** Begin **

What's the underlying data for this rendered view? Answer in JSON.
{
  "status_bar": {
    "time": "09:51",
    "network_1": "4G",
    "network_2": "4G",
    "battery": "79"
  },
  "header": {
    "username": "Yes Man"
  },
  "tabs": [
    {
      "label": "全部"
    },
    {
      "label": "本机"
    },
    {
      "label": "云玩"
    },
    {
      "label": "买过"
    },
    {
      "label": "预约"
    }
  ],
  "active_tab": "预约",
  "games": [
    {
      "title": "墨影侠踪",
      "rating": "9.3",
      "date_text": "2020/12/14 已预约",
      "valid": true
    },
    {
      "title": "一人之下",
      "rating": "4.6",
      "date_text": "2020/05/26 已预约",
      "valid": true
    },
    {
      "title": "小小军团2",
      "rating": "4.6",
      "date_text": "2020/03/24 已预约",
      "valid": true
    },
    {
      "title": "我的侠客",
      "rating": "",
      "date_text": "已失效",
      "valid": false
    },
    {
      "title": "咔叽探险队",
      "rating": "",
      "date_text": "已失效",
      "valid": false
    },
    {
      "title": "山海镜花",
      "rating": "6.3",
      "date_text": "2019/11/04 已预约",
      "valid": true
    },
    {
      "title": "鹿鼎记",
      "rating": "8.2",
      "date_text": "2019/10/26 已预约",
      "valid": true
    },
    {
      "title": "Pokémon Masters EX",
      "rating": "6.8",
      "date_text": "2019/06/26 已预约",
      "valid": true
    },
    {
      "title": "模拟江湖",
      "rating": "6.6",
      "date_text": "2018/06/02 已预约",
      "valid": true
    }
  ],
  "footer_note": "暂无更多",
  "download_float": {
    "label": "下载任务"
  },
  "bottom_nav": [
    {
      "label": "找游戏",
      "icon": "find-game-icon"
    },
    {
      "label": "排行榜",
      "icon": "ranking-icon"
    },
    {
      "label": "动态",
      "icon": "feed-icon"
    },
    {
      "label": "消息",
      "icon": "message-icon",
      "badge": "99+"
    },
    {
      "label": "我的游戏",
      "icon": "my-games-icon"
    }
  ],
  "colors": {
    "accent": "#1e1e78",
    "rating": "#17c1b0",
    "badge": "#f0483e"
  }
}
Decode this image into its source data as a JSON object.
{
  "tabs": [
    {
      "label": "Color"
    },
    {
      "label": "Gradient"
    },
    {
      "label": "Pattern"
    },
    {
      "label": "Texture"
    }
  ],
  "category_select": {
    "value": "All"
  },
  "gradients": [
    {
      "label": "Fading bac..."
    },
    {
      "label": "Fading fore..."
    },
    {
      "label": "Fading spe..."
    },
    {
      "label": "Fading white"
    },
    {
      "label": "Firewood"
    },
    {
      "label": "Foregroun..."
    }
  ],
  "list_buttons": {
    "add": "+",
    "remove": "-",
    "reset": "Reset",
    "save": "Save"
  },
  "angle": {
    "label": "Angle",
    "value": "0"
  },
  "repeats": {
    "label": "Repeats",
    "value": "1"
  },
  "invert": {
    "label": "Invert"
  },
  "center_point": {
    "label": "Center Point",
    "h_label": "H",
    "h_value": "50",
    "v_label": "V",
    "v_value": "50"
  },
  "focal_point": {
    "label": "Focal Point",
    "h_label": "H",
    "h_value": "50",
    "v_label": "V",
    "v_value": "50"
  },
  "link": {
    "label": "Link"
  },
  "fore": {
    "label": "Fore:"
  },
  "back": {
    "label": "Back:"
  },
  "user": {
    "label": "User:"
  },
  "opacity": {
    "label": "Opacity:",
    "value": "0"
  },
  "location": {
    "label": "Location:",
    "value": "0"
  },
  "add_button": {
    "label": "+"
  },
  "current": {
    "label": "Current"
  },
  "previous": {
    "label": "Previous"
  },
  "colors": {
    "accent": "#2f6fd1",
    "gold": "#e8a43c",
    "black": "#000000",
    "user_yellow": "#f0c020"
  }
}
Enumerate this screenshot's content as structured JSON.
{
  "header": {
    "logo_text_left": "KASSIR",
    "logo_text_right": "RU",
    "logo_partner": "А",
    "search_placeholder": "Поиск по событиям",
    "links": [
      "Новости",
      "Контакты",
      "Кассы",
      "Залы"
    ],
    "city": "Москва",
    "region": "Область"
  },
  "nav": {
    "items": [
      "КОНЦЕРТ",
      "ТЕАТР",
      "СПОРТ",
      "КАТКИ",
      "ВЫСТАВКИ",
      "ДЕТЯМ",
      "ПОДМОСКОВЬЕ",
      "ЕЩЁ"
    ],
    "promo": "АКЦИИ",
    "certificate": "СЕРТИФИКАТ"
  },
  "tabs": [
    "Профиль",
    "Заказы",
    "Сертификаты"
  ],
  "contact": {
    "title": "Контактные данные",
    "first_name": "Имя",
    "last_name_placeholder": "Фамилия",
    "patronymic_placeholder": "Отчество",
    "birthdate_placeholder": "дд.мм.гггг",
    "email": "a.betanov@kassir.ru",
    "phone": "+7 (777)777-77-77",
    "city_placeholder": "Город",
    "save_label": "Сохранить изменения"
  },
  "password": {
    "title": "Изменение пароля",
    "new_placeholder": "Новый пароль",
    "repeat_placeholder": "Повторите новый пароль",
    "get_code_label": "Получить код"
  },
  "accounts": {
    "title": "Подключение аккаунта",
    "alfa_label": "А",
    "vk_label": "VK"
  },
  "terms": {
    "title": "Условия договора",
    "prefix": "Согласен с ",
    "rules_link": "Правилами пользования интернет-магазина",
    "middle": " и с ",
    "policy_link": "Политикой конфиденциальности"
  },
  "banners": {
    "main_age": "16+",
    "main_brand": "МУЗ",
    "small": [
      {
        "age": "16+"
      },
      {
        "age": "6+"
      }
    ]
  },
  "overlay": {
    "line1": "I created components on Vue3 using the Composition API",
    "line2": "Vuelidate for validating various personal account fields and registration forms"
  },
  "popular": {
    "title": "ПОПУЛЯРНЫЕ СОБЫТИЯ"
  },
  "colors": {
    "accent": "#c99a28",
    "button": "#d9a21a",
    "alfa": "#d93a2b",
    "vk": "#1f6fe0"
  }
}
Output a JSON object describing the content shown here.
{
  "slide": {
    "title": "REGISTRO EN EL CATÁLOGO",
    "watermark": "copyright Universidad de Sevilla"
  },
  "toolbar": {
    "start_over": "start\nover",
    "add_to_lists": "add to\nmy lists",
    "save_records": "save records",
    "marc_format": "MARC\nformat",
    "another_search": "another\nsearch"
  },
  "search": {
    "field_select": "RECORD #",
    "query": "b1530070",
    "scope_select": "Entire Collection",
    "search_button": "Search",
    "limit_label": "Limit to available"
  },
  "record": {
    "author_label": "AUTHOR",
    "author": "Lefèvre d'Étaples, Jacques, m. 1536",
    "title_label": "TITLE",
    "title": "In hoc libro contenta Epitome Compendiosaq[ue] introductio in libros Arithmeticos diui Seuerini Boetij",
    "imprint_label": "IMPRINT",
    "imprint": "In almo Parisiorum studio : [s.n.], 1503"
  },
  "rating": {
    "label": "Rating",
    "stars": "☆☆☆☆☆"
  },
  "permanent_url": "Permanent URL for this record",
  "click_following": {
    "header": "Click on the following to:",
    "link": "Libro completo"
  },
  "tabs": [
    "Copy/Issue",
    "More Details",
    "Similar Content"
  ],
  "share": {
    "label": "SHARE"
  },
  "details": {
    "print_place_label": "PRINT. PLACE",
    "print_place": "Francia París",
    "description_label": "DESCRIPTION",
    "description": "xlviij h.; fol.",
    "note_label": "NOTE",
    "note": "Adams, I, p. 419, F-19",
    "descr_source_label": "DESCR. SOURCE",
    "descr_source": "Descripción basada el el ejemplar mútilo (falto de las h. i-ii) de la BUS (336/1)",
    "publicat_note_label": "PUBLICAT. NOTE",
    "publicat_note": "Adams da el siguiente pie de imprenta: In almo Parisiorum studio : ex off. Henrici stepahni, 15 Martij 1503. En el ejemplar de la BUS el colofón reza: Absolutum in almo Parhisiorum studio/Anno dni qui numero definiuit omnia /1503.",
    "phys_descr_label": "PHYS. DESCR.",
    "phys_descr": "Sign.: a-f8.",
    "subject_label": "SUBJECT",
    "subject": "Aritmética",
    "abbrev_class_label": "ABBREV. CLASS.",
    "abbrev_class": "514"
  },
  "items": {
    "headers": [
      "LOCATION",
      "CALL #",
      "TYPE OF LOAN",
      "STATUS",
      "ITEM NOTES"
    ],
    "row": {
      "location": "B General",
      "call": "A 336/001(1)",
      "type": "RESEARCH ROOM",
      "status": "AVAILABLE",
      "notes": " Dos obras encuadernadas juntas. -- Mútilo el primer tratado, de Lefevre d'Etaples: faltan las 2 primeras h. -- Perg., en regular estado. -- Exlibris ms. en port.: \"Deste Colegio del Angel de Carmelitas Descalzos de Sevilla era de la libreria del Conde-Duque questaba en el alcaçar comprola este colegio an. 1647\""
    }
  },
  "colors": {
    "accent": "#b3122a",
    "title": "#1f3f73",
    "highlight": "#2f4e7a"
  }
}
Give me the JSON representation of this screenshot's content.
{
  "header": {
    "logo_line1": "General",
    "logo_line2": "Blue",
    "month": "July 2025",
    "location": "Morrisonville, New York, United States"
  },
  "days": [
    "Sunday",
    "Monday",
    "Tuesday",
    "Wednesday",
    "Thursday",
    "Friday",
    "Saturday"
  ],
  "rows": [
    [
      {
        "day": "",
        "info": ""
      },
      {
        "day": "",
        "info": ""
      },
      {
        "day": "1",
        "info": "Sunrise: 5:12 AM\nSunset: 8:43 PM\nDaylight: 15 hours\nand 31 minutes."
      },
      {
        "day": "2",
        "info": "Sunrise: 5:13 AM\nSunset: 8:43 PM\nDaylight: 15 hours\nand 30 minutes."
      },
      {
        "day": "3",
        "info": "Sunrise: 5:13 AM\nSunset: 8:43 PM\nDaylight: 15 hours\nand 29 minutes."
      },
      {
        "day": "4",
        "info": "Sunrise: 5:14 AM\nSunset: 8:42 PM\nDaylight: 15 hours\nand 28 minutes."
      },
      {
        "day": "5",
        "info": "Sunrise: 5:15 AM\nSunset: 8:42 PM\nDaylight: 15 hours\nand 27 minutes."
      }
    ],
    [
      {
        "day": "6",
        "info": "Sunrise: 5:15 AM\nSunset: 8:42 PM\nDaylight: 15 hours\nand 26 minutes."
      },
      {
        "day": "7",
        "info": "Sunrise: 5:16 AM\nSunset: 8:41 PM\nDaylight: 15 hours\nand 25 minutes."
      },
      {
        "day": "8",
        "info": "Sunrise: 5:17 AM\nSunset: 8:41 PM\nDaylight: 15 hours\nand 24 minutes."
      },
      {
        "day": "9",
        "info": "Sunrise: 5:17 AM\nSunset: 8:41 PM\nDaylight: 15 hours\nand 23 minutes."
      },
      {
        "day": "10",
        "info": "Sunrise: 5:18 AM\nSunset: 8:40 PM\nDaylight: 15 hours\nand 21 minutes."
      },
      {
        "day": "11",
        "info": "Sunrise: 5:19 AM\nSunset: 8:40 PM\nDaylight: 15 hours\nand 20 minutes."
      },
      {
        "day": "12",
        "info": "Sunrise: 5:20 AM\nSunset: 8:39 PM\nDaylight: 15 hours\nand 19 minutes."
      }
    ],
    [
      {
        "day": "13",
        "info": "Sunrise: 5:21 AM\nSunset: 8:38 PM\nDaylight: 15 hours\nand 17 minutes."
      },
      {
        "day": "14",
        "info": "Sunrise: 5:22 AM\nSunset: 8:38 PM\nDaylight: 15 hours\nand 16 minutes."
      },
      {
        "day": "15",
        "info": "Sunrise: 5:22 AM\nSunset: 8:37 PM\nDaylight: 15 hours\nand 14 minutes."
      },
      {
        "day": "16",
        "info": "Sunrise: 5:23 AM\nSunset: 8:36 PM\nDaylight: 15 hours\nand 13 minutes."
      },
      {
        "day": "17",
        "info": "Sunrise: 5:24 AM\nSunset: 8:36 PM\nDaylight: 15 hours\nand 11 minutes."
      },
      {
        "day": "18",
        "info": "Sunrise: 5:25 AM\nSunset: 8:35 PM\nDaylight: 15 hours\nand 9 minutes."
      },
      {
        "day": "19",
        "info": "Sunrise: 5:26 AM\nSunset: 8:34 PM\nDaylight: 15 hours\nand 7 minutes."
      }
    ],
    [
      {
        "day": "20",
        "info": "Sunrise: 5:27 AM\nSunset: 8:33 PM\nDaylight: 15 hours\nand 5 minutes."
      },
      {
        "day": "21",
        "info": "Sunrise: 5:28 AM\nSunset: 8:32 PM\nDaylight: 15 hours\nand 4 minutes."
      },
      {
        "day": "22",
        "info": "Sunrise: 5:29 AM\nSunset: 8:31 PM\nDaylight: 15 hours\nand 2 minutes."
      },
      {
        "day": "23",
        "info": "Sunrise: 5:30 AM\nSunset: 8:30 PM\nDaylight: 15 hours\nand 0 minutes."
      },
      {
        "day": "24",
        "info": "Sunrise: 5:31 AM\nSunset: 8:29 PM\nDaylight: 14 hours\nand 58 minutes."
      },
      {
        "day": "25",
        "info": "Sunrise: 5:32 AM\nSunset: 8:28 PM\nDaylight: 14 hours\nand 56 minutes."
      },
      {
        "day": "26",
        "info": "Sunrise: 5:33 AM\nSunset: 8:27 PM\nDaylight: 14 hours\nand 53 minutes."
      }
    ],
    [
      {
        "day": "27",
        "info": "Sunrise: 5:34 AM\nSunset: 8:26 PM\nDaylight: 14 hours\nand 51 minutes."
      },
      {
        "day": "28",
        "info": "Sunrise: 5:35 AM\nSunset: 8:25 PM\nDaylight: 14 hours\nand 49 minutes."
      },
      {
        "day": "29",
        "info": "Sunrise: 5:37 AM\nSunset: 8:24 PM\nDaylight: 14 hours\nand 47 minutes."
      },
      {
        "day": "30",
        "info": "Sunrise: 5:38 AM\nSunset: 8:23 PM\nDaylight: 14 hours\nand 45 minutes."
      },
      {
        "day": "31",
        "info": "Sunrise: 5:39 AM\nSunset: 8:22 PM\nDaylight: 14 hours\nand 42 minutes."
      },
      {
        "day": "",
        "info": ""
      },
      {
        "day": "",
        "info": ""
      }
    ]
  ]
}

** End **

• [Stated task]
Take every line from the records above that has the word "icon" and copy it.

• [Response]
      "icon": "find-game-icon"
      "icon": "ranking-icon"
      "icon": "feed-icon"
      "icon": "message-icon",
      "icon": "my-games-icon"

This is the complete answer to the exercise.